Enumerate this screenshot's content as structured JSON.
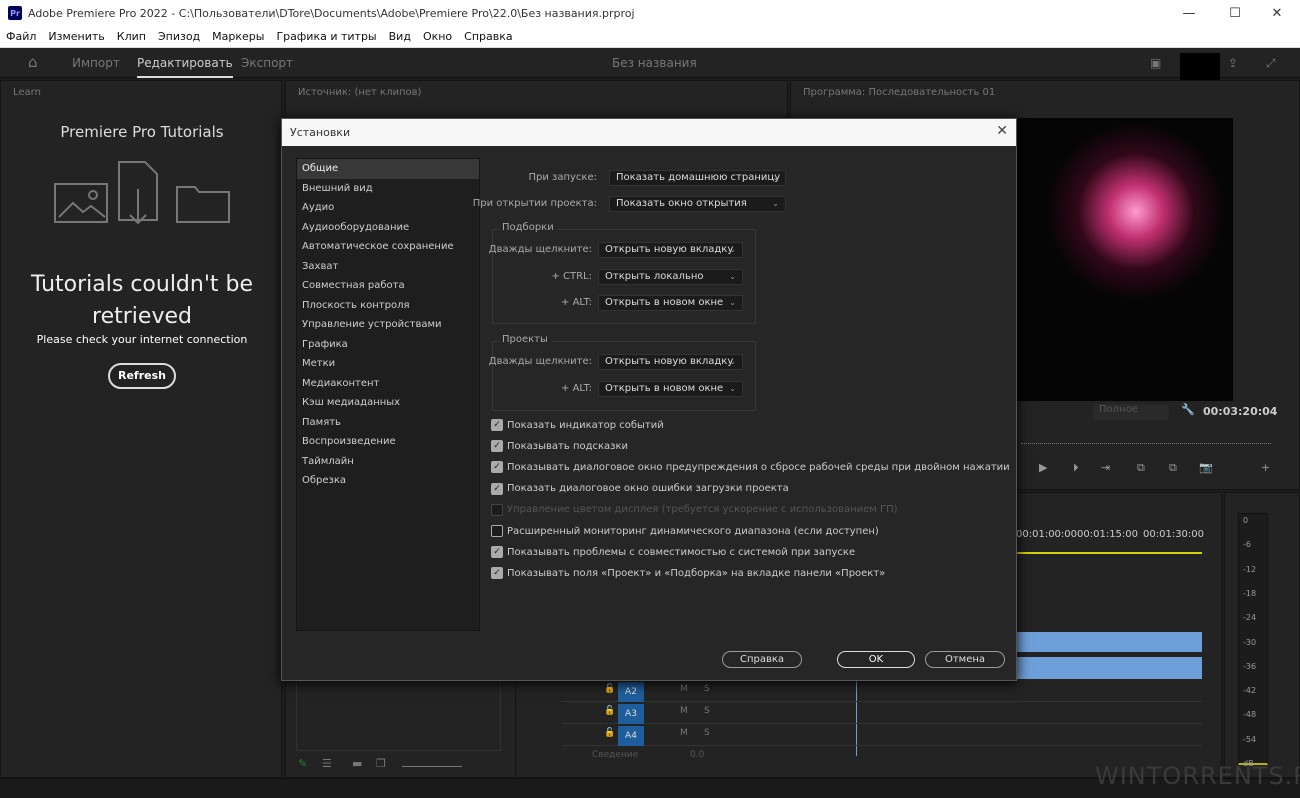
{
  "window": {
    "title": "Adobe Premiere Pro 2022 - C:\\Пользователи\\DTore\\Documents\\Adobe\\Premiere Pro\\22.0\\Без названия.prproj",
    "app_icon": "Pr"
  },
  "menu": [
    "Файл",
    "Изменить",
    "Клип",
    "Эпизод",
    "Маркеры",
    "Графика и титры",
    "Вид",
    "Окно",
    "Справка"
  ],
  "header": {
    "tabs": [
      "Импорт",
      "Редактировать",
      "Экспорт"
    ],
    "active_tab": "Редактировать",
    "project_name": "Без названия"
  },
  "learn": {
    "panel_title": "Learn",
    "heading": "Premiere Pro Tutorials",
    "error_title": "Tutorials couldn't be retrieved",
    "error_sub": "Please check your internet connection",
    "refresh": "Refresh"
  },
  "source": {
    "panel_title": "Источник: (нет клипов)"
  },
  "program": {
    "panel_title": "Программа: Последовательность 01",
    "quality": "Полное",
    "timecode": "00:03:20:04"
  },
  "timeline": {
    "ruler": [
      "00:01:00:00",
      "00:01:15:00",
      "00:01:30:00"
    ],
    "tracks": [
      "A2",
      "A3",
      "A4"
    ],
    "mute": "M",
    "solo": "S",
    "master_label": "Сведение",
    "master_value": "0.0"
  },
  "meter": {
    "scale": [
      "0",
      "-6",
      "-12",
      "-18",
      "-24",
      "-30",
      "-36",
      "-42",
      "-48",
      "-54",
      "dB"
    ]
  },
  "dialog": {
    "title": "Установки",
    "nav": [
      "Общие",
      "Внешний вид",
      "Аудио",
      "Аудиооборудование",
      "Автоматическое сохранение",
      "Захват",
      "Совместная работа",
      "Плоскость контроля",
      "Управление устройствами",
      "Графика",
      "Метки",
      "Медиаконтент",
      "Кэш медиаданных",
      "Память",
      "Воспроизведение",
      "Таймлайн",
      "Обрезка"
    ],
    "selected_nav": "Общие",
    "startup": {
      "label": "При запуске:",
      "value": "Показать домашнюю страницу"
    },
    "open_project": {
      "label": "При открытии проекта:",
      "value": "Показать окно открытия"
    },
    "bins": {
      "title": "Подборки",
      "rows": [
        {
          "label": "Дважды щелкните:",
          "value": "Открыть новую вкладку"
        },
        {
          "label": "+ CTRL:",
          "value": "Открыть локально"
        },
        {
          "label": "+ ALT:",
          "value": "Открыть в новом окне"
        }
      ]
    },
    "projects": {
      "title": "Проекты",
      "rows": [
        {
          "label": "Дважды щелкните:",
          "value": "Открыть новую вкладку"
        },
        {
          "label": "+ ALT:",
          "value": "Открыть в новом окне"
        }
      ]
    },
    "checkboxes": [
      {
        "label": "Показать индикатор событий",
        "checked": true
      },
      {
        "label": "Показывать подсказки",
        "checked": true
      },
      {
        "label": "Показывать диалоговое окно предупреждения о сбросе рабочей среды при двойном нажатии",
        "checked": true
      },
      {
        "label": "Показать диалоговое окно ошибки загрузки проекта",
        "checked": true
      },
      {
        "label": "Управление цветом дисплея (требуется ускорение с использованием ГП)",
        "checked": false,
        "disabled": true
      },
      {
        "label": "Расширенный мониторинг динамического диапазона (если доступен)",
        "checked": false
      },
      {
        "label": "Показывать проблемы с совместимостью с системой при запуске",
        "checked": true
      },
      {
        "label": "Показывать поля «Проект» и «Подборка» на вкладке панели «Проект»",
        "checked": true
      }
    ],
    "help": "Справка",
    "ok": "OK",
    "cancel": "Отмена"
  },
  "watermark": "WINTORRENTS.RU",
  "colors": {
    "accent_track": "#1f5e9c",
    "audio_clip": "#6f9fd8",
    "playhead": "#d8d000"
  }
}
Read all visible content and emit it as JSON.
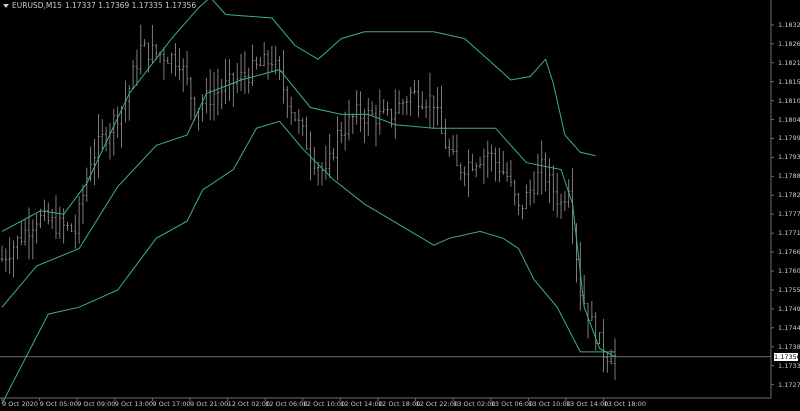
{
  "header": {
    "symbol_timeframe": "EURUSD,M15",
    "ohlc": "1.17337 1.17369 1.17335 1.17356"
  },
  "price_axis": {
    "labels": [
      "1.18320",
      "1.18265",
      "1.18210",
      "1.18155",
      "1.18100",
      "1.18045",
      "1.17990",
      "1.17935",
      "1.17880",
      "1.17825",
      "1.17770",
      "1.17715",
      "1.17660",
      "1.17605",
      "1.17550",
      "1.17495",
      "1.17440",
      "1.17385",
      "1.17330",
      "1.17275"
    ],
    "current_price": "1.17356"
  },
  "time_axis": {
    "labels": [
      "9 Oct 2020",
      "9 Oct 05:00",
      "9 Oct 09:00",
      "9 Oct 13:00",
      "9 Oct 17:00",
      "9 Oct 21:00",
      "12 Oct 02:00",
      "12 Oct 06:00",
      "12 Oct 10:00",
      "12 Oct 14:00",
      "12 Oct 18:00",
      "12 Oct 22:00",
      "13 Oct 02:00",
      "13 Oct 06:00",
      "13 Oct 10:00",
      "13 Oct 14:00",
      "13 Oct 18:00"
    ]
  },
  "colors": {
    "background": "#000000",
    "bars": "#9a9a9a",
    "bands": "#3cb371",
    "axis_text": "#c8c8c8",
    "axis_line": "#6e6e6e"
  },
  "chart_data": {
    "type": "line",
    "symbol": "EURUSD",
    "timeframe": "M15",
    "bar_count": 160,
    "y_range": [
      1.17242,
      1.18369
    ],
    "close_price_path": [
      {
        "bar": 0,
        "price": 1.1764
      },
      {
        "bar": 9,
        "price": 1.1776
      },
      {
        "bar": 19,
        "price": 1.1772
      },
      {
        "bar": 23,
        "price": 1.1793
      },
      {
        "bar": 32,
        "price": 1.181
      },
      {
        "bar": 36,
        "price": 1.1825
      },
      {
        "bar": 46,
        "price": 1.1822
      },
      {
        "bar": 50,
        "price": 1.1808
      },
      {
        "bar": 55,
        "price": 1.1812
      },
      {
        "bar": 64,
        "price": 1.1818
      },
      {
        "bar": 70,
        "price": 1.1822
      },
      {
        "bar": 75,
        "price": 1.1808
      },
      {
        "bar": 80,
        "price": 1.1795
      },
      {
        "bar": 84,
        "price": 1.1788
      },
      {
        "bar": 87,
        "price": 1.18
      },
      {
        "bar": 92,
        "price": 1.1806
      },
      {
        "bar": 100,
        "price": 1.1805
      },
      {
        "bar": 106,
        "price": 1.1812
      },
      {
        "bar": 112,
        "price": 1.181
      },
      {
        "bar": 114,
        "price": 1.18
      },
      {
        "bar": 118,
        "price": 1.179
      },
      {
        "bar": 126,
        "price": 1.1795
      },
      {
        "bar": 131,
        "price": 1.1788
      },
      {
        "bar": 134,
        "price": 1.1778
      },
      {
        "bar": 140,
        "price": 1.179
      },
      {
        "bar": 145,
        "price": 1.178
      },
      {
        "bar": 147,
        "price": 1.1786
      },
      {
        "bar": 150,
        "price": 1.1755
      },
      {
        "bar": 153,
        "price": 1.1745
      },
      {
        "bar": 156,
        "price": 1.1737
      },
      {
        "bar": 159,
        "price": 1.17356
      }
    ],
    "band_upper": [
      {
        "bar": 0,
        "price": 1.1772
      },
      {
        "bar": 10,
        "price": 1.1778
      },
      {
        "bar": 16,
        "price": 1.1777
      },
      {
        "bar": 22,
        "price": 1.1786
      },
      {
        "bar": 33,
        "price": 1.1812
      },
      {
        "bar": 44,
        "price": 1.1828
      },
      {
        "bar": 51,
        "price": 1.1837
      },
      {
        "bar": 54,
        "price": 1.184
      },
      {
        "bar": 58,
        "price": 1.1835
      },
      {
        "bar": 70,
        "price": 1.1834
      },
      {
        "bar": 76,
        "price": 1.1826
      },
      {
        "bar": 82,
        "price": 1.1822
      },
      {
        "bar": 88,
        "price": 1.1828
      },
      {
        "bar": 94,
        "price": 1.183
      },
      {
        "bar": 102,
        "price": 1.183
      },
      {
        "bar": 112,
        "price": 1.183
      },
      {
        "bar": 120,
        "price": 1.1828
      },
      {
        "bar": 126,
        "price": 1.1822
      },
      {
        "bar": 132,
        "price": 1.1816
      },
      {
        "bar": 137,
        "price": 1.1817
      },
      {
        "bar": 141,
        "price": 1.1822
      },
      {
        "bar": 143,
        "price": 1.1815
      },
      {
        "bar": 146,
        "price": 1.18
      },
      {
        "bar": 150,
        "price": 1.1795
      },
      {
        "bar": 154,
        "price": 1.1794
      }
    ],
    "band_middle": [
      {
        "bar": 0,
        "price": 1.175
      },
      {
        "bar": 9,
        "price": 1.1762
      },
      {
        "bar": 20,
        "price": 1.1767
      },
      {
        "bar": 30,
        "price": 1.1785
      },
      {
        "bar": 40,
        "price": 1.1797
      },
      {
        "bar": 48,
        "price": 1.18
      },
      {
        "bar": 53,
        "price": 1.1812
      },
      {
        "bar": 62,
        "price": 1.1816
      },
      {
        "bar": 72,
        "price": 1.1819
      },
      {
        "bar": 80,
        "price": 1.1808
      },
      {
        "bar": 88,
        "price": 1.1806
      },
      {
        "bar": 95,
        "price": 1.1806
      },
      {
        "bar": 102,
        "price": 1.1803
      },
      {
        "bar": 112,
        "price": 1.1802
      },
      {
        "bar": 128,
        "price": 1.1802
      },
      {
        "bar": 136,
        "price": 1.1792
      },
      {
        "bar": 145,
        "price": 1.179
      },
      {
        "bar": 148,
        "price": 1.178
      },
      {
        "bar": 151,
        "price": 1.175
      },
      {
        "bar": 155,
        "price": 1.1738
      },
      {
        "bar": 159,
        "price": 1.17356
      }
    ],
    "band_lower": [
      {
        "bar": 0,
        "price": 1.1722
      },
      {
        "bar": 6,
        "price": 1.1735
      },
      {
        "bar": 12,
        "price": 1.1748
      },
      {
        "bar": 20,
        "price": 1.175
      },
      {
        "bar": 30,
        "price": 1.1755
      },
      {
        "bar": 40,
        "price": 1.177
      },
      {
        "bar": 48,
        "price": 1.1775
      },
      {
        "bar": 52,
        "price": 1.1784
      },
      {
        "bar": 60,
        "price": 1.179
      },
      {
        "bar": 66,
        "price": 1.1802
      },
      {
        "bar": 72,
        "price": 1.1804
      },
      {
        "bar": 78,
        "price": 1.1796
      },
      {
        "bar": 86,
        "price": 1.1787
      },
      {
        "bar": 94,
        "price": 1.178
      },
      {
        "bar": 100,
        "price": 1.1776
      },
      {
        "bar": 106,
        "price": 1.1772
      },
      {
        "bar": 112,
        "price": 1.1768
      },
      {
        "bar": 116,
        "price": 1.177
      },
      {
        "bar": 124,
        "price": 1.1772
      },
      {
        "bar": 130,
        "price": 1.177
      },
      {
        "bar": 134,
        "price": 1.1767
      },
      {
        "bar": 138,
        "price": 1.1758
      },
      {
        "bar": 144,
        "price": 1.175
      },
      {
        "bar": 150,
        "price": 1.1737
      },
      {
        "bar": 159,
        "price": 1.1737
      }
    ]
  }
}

• _DIRECTIONS_: Copy each line above containing the string "Показать".

• _EXERCISE SOLUTION_:
      "value": "Показать домашнюю страницу"
      "value": "Показать окно открытия"
        "label": "Показать индикатор событий",
        "label": "Показать диалоговое окно ошибки загрузки проекта",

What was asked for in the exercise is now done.